_REQUIRED WORK_.
Search the records for the word "page" and pick out every line that has it.

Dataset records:
>> Begin
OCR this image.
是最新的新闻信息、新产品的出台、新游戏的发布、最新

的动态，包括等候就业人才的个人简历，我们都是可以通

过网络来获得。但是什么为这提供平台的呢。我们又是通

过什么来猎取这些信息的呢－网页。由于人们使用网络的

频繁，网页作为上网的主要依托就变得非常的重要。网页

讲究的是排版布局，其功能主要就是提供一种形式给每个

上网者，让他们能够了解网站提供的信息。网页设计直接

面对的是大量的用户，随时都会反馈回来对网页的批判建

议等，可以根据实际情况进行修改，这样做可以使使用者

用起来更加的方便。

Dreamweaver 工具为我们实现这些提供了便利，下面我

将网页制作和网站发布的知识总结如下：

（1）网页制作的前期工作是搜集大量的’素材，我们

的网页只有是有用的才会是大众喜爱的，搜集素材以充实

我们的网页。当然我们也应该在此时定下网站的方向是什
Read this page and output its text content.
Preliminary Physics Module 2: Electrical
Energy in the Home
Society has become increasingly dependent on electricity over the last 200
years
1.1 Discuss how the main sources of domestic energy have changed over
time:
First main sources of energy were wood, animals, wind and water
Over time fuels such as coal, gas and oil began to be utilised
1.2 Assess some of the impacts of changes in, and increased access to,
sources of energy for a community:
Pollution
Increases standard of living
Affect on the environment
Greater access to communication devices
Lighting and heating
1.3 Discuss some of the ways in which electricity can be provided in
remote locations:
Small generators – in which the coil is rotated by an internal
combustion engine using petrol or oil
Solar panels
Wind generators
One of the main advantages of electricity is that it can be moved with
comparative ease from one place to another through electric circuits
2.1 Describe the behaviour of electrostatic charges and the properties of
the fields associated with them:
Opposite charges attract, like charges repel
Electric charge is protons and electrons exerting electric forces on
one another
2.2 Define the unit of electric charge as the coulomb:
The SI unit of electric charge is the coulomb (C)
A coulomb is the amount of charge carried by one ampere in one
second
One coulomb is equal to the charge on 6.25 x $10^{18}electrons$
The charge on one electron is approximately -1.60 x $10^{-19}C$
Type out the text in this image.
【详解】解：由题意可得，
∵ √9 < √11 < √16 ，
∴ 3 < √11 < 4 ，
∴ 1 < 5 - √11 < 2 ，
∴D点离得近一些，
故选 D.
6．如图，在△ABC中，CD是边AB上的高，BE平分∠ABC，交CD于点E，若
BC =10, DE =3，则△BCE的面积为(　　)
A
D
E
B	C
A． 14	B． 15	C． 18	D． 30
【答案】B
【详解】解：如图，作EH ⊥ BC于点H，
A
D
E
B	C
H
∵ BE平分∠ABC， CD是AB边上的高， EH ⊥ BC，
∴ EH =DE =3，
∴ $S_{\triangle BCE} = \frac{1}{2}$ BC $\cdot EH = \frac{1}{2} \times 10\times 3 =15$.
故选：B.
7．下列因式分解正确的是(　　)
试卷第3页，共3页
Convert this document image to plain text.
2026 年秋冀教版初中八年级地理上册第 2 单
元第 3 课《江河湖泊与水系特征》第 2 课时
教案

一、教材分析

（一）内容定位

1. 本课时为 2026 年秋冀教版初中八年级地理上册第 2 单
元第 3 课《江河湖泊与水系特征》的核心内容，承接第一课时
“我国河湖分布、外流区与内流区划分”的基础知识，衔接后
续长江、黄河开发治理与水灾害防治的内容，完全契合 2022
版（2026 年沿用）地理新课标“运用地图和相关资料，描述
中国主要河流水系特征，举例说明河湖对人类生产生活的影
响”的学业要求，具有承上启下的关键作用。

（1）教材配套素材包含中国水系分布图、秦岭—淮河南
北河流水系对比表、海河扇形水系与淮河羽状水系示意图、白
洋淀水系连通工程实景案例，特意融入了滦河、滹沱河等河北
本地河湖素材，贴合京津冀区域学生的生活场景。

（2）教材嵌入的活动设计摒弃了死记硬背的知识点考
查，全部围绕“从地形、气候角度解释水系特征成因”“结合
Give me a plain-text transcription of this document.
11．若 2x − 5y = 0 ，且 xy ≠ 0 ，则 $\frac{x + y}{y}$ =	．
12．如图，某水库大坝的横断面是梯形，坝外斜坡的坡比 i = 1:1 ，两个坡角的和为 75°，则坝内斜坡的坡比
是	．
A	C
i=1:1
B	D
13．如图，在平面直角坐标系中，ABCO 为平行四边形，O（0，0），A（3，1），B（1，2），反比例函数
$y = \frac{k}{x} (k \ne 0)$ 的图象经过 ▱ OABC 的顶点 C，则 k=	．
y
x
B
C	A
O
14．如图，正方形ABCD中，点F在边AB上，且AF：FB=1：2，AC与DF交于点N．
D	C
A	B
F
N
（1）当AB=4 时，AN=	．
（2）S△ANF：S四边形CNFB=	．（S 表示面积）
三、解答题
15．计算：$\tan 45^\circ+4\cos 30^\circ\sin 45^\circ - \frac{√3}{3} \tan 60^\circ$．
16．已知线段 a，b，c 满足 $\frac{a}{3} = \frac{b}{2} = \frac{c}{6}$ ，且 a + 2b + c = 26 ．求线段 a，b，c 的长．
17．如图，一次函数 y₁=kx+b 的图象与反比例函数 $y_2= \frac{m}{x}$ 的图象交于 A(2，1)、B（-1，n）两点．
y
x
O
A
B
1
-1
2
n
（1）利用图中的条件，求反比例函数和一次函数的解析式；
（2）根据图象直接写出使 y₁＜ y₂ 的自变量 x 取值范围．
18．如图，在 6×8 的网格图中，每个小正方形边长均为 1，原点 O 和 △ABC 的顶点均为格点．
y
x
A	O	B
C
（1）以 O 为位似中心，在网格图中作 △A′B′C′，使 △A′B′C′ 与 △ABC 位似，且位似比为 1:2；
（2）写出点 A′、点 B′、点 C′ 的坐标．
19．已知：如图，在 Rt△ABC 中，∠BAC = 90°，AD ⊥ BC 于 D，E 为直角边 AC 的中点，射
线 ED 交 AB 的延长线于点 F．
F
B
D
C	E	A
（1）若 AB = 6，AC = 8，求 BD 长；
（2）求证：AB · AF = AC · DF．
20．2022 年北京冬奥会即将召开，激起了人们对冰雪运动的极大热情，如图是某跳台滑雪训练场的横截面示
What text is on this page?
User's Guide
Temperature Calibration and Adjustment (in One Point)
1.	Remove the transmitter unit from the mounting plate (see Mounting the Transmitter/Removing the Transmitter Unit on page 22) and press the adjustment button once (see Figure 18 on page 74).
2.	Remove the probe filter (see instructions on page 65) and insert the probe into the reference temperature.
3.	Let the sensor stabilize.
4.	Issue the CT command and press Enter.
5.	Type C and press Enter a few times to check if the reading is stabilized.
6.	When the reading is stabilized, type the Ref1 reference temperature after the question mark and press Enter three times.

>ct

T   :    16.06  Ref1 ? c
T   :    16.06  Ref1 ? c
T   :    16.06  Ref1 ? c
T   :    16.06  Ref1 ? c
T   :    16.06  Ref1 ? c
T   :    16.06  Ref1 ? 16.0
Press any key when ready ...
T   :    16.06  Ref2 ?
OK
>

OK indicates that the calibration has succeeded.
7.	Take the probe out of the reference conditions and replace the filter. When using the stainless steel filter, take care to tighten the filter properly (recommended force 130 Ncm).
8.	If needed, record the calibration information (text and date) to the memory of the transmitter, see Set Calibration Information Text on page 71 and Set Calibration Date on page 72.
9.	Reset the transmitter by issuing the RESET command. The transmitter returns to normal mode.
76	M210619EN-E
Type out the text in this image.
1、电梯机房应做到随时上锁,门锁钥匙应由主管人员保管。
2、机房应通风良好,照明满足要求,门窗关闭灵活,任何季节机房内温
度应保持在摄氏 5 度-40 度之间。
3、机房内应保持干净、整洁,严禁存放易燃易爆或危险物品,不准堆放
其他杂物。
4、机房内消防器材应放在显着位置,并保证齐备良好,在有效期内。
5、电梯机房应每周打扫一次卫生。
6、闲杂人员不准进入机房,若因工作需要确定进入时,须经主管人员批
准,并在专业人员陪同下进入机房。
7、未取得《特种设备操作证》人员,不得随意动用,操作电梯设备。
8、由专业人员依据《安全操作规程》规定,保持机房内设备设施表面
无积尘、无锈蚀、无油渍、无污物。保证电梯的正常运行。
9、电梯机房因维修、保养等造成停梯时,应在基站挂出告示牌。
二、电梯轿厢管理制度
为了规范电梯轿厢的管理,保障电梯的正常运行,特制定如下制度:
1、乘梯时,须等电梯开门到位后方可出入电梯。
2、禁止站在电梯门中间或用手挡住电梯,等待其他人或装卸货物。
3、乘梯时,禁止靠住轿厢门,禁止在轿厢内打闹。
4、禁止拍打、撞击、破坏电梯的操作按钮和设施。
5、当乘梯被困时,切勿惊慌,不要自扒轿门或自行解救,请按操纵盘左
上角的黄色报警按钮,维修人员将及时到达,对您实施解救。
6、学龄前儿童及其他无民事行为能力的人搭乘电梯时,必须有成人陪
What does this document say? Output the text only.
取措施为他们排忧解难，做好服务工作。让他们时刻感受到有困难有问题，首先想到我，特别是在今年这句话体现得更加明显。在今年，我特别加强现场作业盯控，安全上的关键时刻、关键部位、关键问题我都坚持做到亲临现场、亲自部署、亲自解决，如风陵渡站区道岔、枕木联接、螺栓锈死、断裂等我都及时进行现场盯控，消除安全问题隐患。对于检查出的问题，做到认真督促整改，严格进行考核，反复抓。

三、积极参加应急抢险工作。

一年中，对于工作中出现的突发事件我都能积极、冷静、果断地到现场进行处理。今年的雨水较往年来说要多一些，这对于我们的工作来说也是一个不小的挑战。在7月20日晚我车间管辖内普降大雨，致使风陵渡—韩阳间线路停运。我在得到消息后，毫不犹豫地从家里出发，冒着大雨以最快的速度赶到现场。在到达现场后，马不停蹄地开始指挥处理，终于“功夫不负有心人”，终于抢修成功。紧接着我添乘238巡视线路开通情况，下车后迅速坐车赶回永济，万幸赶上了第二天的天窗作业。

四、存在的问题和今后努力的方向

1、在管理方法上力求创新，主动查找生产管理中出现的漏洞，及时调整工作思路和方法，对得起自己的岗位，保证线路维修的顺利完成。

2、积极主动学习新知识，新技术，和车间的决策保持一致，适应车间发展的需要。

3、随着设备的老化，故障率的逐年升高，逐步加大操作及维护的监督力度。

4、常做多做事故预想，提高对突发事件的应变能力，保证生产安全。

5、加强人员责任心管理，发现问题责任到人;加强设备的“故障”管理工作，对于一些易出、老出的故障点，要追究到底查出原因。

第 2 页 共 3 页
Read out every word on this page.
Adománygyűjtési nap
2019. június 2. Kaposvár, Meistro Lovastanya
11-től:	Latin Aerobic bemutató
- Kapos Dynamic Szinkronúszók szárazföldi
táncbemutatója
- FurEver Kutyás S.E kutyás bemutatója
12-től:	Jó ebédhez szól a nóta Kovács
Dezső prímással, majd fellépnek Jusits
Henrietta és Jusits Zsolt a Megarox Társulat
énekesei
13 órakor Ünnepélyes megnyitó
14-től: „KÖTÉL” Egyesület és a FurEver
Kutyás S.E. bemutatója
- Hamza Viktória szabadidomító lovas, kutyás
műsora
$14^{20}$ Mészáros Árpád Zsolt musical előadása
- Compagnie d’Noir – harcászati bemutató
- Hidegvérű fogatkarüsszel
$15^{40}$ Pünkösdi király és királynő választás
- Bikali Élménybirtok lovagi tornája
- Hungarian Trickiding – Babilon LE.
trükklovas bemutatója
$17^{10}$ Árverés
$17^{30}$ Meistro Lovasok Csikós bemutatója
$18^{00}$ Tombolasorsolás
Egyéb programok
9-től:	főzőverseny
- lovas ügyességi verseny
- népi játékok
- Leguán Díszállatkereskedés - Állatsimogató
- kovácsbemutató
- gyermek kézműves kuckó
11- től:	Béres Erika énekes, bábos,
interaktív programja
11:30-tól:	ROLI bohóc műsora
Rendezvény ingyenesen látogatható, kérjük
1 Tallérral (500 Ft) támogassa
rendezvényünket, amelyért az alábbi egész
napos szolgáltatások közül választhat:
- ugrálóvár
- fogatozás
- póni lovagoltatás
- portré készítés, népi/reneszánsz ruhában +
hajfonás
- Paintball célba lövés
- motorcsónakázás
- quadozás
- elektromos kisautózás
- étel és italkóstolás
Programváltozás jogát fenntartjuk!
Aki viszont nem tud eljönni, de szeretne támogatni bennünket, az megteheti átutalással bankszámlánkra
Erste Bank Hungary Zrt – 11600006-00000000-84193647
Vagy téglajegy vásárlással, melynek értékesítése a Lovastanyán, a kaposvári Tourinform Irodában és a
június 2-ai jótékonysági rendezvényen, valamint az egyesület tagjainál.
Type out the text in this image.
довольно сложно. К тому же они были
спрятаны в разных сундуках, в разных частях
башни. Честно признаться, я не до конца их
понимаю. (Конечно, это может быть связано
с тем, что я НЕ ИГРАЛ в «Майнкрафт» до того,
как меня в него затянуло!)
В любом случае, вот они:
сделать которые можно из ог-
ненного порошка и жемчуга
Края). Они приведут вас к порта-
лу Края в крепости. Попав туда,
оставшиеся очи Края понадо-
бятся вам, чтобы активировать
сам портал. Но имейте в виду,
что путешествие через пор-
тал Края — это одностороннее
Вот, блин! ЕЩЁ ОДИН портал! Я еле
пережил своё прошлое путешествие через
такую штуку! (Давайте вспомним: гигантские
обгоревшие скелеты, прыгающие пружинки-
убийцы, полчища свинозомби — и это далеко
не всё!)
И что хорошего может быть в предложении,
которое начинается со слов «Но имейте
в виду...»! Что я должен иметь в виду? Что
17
>> End
_EXERCISE SOLUTION_.
Read this page and output its text content.
What text is on this page?
1.	Remove the transmitter unit from the mounting plate (see Mounting the Transmitter/Removing the Transmitter Unit on page 22) and press the adjustment button once (see Figure 18 on page 74).
2.	Remove the probe filter (see instructions on page 65) and insert the probe into the reference temperature.
8.	If needed, record the calibration information (text and date) to the memory of the transmitter, see Set Calibration Information Text on page 71 and Set Calibration Date on page 72.
Read out every word on this page.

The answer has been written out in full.